*MATERIAL FOR THIS TASK:*

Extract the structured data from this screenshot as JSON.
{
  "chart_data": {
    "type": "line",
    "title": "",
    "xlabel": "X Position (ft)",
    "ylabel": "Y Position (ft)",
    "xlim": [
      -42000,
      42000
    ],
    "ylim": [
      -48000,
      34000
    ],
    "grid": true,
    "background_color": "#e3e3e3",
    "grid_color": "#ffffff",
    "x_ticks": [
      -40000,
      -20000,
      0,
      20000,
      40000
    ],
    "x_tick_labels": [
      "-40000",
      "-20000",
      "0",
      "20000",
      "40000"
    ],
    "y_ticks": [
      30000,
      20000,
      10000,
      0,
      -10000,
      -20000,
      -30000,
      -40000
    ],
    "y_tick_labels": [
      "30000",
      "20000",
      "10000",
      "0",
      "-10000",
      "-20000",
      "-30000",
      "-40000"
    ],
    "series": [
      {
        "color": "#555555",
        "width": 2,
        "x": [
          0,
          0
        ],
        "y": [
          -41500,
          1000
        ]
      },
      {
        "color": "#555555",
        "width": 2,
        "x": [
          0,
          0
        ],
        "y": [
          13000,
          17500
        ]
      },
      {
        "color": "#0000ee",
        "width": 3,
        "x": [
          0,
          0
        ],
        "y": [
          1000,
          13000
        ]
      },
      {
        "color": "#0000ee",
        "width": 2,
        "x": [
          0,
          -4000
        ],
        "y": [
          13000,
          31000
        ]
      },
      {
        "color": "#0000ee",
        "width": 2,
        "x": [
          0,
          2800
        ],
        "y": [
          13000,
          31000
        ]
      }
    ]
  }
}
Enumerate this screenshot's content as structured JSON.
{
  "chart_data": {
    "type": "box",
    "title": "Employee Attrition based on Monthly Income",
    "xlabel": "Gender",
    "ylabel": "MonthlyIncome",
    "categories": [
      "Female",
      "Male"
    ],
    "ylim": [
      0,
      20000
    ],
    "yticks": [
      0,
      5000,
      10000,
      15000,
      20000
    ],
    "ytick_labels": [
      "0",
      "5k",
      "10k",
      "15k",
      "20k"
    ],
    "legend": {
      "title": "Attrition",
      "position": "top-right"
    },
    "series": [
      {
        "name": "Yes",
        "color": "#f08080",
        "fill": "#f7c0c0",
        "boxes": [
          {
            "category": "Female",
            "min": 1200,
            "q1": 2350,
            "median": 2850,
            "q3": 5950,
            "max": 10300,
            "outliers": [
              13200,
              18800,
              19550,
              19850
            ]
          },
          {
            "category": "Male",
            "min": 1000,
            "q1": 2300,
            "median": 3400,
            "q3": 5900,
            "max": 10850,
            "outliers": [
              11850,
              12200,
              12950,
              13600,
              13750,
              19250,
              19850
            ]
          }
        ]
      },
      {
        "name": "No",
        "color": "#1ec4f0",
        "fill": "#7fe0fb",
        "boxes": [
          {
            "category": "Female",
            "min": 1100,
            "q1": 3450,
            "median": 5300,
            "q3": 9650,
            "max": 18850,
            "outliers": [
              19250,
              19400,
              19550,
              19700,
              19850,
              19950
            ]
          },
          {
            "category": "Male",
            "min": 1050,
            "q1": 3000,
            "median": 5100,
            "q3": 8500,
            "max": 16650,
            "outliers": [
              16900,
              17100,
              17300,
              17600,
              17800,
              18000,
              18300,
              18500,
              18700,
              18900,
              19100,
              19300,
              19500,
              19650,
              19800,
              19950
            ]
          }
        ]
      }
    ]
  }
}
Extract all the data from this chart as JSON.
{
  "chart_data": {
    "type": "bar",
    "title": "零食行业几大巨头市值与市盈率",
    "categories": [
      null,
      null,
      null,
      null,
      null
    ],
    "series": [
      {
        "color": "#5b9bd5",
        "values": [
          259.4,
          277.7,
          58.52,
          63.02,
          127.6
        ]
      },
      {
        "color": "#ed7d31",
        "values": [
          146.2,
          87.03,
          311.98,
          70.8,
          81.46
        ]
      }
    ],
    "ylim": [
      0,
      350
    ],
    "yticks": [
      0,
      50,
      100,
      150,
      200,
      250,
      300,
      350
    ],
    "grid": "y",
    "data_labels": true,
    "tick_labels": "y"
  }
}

*DIRECTION:*
Quote every line from the line containing "Extract all the data from this chart as JSON." through the closing line of the listing, including both.

*RESULT FOR THIS EXERCISE:*
Extract all the data from this chart as JSON.
{
  "chart_data": {
    "type": "bar",
    "title": "零食行业几大巨头市值与市盈率",
    "categories": [
      null,
      null,
      null,
      null,
      null
    ],
    "series": [
      {
        "color": "#5b9bd5",
        "values": [
          259.4,
          277.7,
          58.52,
          63.02,
          127.6
        ]
      },
      {
        "color": "#ed7d31",
        "values": [
          146.2,
          87.03,
          311.98,
          70.8,
          81.46
        ]
      }
    ],
    "ylim": [
      0,
      350
    ],
    "yticks": [
      0,
      50,
      100,
      150,
      200,
      250,
      300,
      350
    ],
    "grid": "y",
    "data_labels": true,
    "tick_labels": "y"
  }
}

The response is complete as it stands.